▶ [PROVIDED DATA]
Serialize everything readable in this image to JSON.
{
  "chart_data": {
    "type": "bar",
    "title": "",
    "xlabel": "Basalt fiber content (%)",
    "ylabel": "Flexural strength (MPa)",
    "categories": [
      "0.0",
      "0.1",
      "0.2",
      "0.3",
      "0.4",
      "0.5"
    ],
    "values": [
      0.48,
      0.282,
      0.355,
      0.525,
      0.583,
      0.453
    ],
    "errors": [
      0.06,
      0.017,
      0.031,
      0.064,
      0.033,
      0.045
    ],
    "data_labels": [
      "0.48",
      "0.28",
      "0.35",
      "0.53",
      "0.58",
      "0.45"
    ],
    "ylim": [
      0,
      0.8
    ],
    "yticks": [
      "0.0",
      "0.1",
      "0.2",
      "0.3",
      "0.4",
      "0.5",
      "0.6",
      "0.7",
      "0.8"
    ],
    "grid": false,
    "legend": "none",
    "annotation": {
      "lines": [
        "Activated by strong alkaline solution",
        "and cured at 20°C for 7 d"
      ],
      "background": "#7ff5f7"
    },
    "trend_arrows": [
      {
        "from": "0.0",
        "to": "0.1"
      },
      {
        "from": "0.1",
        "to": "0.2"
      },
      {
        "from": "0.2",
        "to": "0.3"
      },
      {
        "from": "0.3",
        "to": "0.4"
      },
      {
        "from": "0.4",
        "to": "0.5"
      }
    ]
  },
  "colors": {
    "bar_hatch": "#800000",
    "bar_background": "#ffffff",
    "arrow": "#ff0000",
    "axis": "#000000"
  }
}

▶ [GIVEN REQUEST]
Copy each line of the data above without altering a single character.

▶ [RESPONSE TO THE EXERCISE]
Serialize everything readable in this image to JSON.
{
  "chart_data": {
    "type": "bar",
    "title": "",
    "xlabel": "Basalt fiber content (%)",
    "ylabel": "Flexural strength (MPa)",
    "categories": [
      "0.0",
      "0.1",
      "0.2",
      "0.3",
      "0.4",
      "0.5"
    ],
    "values": [
      0.48,
      0.282,
      0.355,
      0.525,
      0.583,
      0.453
    ],
    "errors": [
      0.06,
      0.017,
      0.031,
      0.064,
      0.033,
      0.045
    ],
    "data_labels": [
      "0.48",
      "0.28",
      "0.35",
      "0.53",
      "0.58",
      "0.45"
    ],
    "ylim": [
      0,
      0.8
    ],
    "yticks": [
      "0.0",
      "0.1",
      "0.2",
      "0.3",
      "0.4",
      "0.5",
      "0.6",
      "0.7",
      "0.8"
    ],
    "grid": false,
    "legend": "none",
    "annotation": {
      "lines": [
        "Activated by strong alkaline solution",
        "and cured at 20°C for 7 d"
      ],
      "background": "#7ff5f7"
    },
    "trend_arrows": [
      {
        "from": "0.0",
        "to": "0.1"
      },
      {
        "from": "0.1",
        "to": "0.2"
      },
      {
        "from": "0.2",
        "to": "0.3"
      },
      {
        "from": "0.3",
        "to": "0.4"
      },
      {
        "from": "0.4",
        "to": "0.5"
      }
    ]
  },
  "colors": {
    "bar_hatch": "#800000",
    "bar_background": "#ffffff",
    "arrow": "#ff0000",
    "axis": "#000000"
  }
}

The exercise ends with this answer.